| Excerto selecionado |
Primeiro: devido a um erro de edição do livro que possuo e, ainda mais, da minha ignorância, só com longas e intermináveis pesquisas é que consegui saber o nome do autor – como qualquer mortal, apenas o conhecia por Trindade Coelho. Espanto meu quando soube que Trindade Coelho, escritor, teve um filho Trindade Coelho, também ele escritor. O critério para saber quem escreveu o quê: para além das datas de nascimento e de publicação de livros, o facto de que Trindade Coelho, o filho, desprezava as suas raízes campónias, nunca podendo, assim, escrever um livro de contos rústicos.

Segundo: envergonho-me da minha ignorância literária, pelo descrito acima. Essa ignorância é ainda maior se atendermos ao facto de que nada sei sobre o conto rústico (isto é, nunca li, de maneira séria, nada desse tipo literário). Portanto, o pouco que posso afirmar reside no senso comum: é um género de temática rural. Tudo isto para dizer que Os Meus Amores é um conjunto de contos rústicos que exalam valores tradicionais (amor, amizade, união, justiça, saudade…), costumes populares (como festas) e simplicidade.

Terceiro: o livro está dividido em três amores – Amores Velhos, Amores Novos, Amorinhos. O livro, precisamente, fala de amor: amor quase esquecido, amor inocente, amor de um pai que não quer ver o seu filho mudar de país, amor de uma mãe que vê o seu filho morrer, amor proibido, amor por um animal de estimação, amor fraternal entre amigos, amor pela natureza, amor pela terra de origem.

| Segmento de dados |
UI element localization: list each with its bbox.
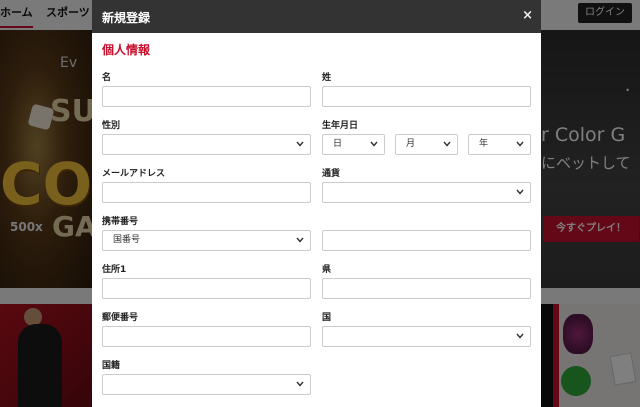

| Tarefa proposta |
Escreva a continuação do texto sobre o livro Os Meus Amores, começando logo depois da última frase apresentada. Não é preciso consultar as linhas.

| Resposta esperada |
Quarto: o livro toca o sentimental, algumas partes conseguem a comover (por exemplo, o viúvo a deambular de madrugada pelo seu jardim a recordar a sua mulher e a sua filha). Está escrito, precisamente, de uma maneira doce, sensível, bonita. De destacar as impressionantes descrições que o autor faz da natureza ou mesmo dos sentimentos.

(…) Poucas flores: uma coisa que todos notavam com estranheza. Mas desde que lhe morrera a mulher mais a filha, o José Cosme deixara-se de as cultivas, e nos canteiros assim devolutos tinha semeado repolhos, que por sinal vinham enfezados. Só teve o cuidado de não deixar morrer os goivos. Uma vez por ano, em fins de Maio, colhia-os todos de uma vez, e ia levá-los em braçado à sepultura das suas defuntas.

Exactamente nessa tarde, tinha ele ido ao cemitério fazer a fúnebre visita. Quando se recolheu já era noite. Mal acabou de cear, levantou-se bruscamente da mesa e foi-se para o horto, com uma grande vontade de chorar. Estava nas suas horas tristes, nessas horas em que as energias todas da sua alma e até as do seu corpo vergavam sob o flagelo de uma dor violenta, exacerbada agora pela saudade dos que lhe tinham morrido… E para maior desgraça, fugira-lhe o bem das lágrimas. De modo que, sem esse lenitivo, aquelas medonhas tempestades custavam o dobro a suportar.

Abstracto, numa espécie de entorpecimento idiota, percorria sem descanso todas as ruas do horto, cabisbaixo, acabrunhado, autómato. (…)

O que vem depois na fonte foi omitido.